WHAT THIS TASK INVOLVES
In the report on the Nova Scotia massacre investigation, take the part starting at "Thirteen people were" and ending at "have found nothing.", swap every "industrial area" for "business park", and write that part out again.

EXTRACTED TEXT
RCMP Support Services Officer Darren Campbell

RCMP Support Services Officer Darren Campbell provided an update today on the investigation into the April 18-19 massacre across Nova Scotia.

New information includes:

• 435 witnesses have been identified, and about half of them have been interviewed;

• it’s not known if anyone assisted the murderer, who we’re calling “GW,” in planning or preparing for the attacks;

• GW was wearing authentic RCMP slacks and a shirt; it’s not known where or how he obtained them;

• GW has two relatives who are retired RCMP officers; both have been interviewed, and it’s not believed either is involved in the crimes;

• GW did not hide his replica RCMP police cruisers from the public, but so far the investigation does not show that any police officers knew of them; the cruiser that was used in the killing spree was purchased (probably at an auction) last fall;

• the killer had at least four weapons, two semi-automatic handguns and semi-automatic rifles; at least one of the weapons came from the U.S.;

• GW seems not to have lived at his residence and shop on Portland Street for some time, but rather lived “primarily” in Portapique;

• police believe that the first fire in Portapique was GW’s own house, and may have started as a result of ammunition he had stored there catching fire; Campbell did not say how the other fires started;

• the first victim was GW’s “common law spouse,” who was injured but survived; it is not clear what the status of their relationship was on April 18, or if she was living at GW’s house or another house nearby; she is speaking with police;

• besides his common law spouse, Campbell said GW did not single out women particularly, even though most victims were women.

The update also filled in some of the missing pieces of the timeline the Examiner published Saturday morning, “13 hours of terror: tracking a mass murderer’s rampage through Nova Scotia.”

One question we had was when GW left Portapique and where he went before we could next determine his location at 6:29am on Hunter Road north of Wentworth.

We now know GW left Portapique at 10:35pm, just after the first police came to the community at 10:26pm. GW left the hamlet by driving his replica RCMP cruiser “through a field” while police were engaged with finding victims, and dealing with fires in the community.

Thirteen people were dead.

An RCMP map of GW’s journey from Portapique to 123 Ventura Drive in Debert.

According to a graphic shown at the RCMP briefing, GW travelled east on Highway 2, then north on Station Road, crossed Highway 104 to East Village Road, then crossed Highway 4 to Plains Road, and was next captured on video at 11:12pm entering an industrial area on Ventura Drive, between the Debert Diefenbunker and the Debert Military Museum on Plains Road, a distance of 26 kilometres from the crime scene in Portapique. The graphic names the exact location as 123 Ventura Drive. Campbell said that GW stayed in the industrial area through the evening, next seen leaving at 5:43am. “We’ve searched that area thoroughly,” said Campbell but police have found nothing.

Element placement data
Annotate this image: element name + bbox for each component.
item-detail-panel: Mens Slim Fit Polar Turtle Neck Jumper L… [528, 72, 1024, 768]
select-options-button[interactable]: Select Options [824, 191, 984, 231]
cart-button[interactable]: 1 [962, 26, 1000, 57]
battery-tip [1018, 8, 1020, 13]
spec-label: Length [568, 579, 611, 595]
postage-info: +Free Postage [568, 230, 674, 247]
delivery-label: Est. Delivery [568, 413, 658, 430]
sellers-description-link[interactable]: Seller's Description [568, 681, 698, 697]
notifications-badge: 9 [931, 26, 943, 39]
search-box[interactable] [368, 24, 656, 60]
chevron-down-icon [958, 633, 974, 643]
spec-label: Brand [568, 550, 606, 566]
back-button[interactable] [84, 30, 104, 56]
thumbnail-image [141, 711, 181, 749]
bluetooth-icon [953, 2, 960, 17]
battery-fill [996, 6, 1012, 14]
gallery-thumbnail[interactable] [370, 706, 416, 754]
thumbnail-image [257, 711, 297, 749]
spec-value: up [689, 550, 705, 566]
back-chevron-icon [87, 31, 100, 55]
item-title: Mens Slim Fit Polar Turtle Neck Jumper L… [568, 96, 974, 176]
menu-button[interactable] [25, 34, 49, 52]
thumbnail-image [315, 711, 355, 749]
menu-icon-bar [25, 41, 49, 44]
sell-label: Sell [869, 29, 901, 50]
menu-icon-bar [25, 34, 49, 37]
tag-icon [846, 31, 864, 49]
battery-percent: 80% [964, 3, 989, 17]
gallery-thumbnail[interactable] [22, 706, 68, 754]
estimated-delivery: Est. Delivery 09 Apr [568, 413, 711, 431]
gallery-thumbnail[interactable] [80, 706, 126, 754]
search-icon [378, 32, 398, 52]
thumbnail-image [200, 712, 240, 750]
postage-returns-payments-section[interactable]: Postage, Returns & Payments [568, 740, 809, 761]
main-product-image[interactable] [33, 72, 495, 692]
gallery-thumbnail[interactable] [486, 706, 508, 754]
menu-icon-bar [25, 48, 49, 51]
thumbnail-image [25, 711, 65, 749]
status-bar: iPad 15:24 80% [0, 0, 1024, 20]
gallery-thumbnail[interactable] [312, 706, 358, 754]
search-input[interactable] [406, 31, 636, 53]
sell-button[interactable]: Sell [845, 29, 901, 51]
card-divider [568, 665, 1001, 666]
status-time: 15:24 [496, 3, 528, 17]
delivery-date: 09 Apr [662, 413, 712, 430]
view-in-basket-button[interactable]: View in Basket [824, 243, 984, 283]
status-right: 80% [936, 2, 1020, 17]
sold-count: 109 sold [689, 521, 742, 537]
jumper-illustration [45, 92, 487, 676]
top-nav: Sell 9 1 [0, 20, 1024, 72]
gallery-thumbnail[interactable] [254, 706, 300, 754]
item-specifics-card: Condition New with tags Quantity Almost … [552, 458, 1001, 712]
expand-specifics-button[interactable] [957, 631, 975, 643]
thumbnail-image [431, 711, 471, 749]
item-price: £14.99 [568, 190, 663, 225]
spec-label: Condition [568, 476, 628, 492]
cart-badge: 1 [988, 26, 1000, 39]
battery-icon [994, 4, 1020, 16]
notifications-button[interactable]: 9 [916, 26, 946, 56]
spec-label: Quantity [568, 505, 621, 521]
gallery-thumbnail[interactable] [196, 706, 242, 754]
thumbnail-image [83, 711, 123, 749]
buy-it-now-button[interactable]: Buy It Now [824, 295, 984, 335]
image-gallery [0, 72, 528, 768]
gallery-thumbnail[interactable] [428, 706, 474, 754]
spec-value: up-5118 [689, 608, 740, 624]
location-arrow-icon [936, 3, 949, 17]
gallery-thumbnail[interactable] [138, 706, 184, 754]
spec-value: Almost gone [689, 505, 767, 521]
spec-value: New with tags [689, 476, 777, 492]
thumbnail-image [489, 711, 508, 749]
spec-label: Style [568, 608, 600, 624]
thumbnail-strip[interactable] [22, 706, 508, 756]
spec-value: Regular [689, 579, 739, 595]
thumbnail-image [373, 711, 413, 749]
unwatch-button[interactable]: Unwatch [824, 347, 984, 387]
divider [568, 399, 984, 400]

EXERCISE RESPONSE
Thirteen people were dead.

An RCMP map of GW’s journey from Portapique to 123 Ventura Drive in Debert.

According to a graphic shown at the RCMP briefing, GW travelled east on Highway 2, then north on Station Road, crossed Highway 104 to East Village Road, then crossed Highway 4 to Plains Road, and was next captured on video at 11:12pm entering an business park on Ventura Drive, between the Debert Diefenbunker and the Debert Military Museum on Plains Road, a distance of 26 kilometres from the crime scene in Portapique. The graphic names the exact location as 123 Ventura Drive. Campbell said that GW stayed in the business park through the evening, next seen leaving at 5:43am. “We’ve searched that area thoroughly,” said Campbell but police have found nothing.